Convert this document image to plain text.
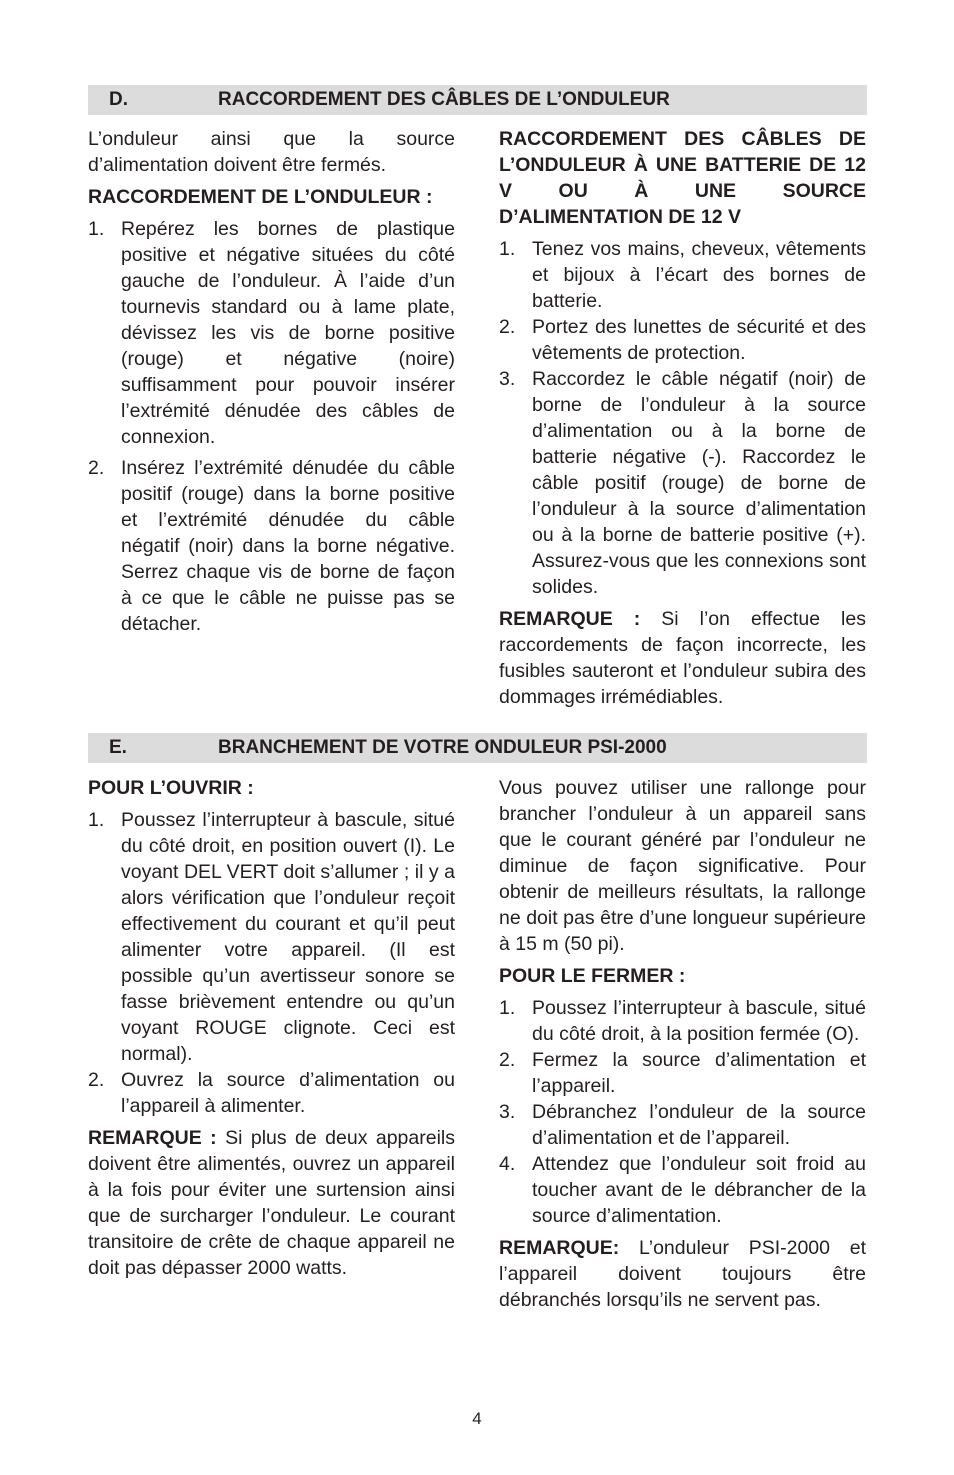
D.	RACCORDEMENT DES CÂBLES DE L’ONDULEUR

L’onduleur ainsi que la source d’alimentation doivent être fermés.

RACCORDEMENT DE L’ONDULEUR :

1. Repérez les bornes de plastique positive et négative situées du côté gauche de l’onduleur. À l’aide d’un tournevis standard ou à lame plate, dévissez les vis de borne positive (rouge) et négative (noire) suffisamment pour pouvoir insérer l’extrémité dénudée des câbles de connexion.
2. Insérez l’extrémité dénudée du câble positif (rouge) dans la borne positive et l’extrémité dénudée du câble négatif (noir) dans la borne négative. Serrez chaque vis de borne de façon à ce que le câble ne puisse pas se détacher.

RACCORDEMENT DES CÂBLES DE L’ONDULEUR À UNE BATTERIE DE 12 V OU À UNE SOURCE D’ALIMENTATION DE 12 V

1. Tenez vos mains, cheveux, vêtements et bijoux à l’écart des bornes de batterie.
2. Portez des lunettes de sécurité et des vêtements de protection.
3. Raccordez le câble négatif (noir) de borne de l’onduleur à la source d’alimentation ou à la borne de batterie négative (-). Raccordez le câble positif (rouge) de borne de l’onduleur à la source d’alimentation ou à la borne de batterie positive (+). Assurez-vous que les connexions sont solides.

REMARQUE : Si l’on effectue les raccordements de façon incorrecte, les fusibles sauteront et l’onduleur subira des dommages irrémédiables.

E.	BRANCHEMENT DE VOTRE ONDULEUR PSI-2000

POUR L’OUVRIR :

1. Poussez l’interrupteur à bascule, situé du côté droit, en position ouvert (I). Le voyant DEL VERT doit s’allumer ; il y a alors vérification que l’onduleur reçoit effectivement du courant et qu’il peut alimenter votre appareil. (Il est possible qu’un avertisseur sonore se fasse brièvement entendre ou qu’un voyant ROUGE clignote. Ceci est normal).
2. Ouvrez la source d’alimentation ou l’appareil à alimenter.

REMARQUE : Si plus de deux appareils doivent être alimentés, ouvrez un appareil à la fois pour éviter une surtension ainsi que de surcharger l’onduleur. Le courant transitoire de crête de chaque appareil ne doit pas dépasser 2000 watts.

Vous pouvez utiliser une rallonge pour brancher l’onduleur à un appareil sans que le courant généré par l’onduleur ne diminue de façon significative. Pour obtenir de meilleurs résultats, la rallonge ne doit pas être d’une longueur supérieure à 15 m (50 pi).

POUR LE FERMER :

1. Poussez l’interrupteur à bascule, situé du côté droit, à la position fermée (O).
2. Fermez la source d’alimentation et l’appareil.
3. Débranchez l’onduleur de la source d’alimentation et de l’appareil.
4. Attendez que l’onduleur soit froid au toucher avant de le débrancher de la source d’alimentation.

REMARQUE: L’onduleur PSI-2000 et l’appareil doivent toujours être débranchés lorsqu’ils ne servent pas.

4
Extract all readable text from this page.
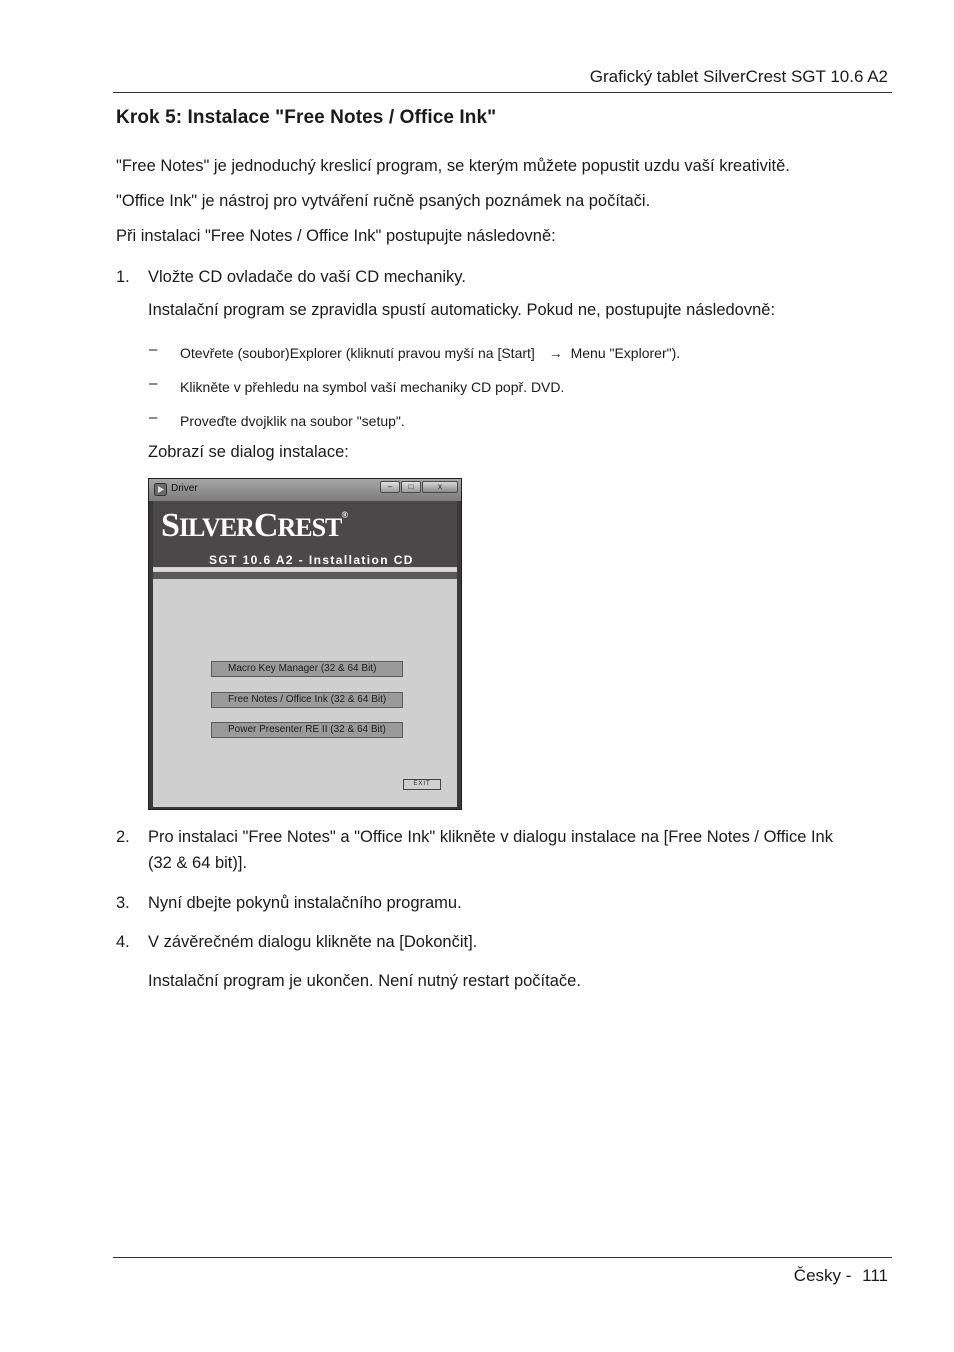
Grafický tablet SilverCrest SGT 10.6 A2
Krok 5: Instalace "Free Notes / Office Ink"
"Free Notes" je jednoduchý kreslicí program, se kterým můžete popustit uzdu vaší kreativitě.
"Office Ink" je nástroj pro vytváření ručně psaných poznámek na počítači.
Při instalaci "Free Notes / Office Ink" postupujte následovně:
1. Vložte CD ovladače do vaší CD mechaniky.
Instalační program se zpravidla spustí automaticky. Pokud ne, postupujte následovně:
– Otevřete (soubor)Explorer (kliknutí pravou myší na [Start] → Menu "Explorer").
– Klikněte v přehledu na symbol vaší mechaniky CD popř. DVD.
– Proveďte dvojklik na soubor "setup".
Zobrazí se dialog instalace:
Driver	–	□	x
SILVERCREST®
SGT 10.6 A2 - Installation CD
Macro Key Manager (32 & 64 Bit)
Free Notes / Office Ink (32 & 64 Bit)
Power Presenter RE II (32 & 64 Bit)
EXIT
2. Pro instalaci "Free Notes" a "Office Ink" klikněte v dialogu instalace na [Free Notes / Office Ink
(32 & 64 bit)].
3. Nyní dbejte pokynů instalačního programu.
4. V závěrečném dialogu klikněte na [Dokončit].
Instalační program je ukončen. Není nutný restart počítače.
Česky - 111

● ● ● ● ● ● ●

WHAT IS BEING ASKED: Check each line in the listing above for the string "chaque", then report how many lines contain it, with no other text.

OUTPUT OF THE TASK: 2